--- START ---
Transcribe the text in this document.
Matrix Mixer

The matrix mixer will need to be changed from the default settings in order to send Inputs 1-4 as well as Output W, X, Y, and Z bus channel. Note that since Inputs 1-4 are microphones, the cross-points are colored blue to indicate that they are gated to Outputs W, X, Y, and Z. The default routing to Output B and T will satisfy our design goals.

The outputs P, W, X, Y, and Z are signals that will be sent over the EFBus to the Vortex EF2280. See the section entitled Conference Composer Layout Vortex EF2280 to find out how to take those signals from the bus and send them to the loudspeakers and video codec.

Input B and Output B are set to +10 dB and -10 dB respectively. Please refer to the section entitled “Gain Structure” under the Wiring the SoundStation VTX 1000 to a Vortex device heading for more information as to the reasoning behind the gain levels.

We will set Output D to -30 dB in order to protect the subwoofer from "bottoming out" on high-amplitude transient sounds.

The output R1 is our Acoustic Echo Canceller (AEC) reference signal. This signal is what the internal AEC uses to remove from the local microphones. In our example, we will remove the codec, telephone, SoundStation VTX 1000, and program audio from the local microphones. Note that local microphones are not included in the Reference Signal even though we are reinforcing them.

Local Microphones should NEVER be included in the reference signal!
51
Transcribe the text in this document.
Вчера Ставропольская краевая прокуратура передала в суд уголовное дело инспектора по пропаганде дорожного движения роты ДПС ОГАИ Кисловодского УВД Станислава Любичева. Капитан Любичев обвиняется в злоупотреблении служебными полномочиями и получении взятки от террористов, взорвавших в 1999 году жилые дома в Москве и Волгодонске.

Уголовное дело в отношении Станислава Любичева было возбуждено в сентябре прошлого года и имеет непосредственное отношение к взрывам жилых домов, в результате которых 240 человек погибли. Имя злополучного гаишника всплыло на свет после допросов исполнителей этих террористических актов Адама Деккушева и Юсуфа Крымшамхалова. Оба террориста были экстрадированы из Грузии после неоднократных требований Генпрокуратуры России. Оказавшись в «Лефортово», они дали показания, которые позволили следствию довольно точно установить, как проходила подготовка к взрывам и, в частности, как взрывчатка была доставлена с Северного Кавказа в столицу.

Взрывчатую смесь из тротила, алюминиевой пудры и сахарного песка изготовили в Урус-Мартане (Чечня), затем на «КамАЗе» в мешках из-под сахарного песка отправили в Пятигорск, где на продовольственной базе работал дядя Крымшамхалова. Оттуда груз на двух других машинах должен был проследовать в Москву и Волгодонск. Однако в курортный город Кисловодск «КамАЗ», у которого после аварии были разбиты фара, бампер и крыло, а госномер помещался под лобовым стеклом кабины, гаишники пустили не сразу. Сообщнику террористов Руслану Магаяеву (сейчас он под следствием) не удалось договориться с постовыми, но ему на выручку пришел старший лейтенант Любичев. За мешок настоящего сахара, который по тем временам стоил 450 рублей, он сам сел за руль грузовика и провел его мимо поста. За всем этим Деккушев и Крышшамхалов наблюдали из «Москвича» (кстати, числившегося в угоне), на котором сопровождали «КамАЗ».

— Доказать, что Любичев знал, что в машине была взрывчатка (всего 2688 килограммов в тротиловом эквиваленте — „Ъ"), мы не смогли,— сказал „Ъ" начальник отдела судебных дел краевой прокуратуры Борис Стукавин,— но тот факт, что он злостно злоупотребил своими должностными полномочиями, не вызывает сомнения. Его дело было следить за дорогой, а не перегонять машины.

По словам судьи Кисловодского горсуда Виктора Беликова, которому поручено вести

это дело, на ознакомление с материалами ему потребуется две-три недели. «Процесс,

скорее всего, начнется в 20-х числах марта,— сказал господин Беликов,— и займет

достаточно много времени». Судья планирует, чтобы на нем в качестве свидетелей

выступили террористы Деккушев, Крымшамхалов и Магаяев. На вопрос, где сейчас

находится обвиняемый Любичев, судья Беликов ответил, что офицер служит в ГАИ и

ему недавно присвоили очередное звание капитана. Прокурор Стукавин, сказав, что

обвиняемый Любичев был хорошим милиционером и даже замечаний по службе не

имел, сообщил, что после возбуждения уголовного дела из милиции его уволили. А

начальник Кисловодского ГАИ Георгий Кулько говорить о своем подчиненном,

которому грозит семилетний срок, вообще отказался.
--- END ---
» **What the task requires**
From the entries above, copy each line holding "Стукавин".

» **Exercise answer**
— Доказать, что Любичев знал, что в машине была взрывчатка (всего 2688 килограммов в тротиловом эквиваленте — „Ъ"), мы не смогли,— сказал „Ъ" начальник отдела судебных дел краевой прокуратуры Борис Стукавин,— но тот факт, что он злостно злоупотребил своими должностными полномочиями, не вызывает сомнения. Его дело было следить за дорогой, а не перегонять машины.
ему недавно присвоили очередное звание капитана. Прокурор Стукавин, сказав, что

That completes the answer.